*EXERCISE DESCRIPTION*
Repeat all of the records verbatim.

*EXERCISE MATERIAL*
================================
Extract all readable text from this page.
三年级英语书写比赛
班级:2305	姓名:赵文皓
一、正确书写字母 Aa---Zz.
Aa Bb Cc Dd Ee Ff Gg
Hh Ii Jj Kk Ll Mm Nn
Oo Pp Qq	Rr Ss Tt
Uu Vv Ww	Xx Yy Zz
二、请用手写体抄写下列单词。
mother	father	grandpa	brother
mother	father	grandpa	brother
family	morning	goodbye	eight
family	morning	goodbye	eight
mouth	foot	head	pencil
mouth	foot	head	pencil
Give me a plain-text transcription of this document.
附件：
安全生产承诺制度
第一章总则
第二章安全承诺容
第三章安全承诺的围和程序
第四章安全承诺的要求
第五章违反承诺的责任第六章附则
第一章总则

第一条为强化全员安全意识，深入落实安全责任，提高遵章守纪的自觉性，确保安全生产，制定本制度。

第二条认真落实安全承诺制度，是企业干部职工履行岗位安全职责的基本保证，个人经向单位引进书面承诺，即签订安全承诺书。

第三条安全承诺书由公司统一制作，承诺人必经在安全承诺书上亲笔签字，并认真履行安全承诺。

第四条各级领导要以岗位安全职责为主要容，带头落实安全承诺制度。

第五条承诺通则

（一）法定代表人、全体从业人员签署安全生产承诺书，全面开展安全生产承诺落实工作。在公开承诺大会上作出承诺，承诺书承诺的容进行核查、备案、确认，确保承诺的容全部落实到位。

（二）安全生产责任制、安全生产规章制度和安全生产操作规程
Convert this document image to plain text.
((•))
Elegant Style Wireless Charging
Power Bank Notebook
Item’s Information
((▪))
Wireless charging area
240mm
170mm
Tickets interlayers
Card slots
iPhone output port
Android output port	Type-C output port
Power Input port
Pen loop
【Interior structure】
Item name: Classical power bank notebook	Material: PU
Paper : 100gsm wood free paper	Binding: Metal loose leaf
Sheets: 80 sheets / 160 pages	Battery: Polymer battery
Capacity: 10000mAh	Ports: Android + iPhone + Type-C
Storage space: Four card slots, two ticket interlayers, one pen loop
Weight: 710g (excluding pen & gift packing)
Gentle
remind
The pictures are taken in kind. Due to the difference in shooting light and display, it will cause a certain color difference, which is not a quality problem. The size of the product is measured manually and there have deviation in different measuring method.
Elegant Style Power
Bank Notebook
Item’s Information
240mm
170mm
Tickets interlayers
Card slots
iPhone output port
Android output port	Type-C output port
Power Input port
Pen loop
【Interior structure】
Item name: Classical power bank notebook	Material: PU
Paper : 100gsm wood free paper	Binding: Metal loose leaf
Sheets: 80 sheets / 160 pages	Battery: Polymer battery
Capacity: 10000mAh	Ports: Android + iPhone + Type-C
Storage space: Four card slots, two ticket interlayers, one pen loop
================================
*EXERCISE SOLUTION*
Extract all readable text from this page.
三年级英语书写比赛
班级:2305	姓名:赵文皓
一、正确书写字母 Aa---Zz.
Aa Bb Cc Dd Ee Ff Gg
Hh Ii Jj Kk Ll Mm Nn
Oo Pp Qq	Rr Ss Tt
Uu Vv Ww	Xx Yy Zz
二、请用手写体抄写下列单词。
mother	father	grandpa	brother
mother	father	grandpa	brother
family	morning	goodbye	eight
family	morning	goodbye	eight
mouth	foot	head	pencil
mouth	foot	head	pencil
Give me a plain-text transcription of this document.
附件：
安全生产承诺制度
第一章总则
第二章安全承诺容
第三章安全承诺的围和程序
第四章安全承诺的要求
第五章违反承诺的责任第六章附则
第一章总则

第一条为强化全员安全意识，深入落实安全责任，提高遵章守纪的自觉性，确保安全生产，制定本制度。

第二条认真落实安全承诺制度，是企业干部职工履行岗位安全职责的基本保证，个人经向单位引进书面承诺，即签订安全承诺书。

第三条安全承诺书由公司统一制作，承诺人必经在安全承诺书上亲笔签字，并认真履行安全承诺。

第四条各级领导要以岗位安全职责为主要容，带头落实安全承诺制度。

第五条承诺通则

（一）法定代表人、全体从业人员签署安全生产承诺书，全面开展安全生产承诺落实工作。在公开承诺大会上作出承诺，承诺书承诺的容进行核查、备案、确认，确保承诺的容全部落实到位。

（二）安全生产责任制、安全生产规章制度和安全生产操作规程
Convert this document image to plain text.
((•))
Elegant Style Wireless Charging
Power Bank Notebook
Item’s Information
((▪))
Wireless charging area
240mm
170mm
Tickets interlayers
Card slots
iPhone output port
Android output port	Type-C output port
Power Input port
Pen loop
【Interior structure】
Item name: Classical power bank notebook	Material: PU
Paper : 100gsm wood free paper	Binding: Metal loose leaf
Sheets: 80 sheets / 160 pages	Battery: Polymer battery
Capacity: 10000mAh	Ports: Android + iPhone + Type-C
Storage space: Four card slots, two ticket interlayers, one pen loop
Weight: 710g (excluding pen & gift packing)
Gentle
remind
The pictures are taken in kind. Due to the difference in shooting light and display, it will cause a certain color difference, which is not a quality problem. The size of the product is measured manually and there have deviation in different measuring method.
Elegant Style Power
Bank Notebook
Item’s Information
240mm
170mm
Tickets interlayers
Card slots
iPhone output port
Android output port	Type-C output port
Power Input port
Pen loop
【Interior structure】
Item name: Classical power bank notebook	Material: PU
Paper : 100gsm wood free paper	Binding: Metal loose leaf
Sheets: 80 sheets / 160 pages	Battery: Polymer battery
Capacity: 10000mAh	Ports: Android + iPhone + Type-C
Storage space: Four card slots, two ticket interlayers, one pen loop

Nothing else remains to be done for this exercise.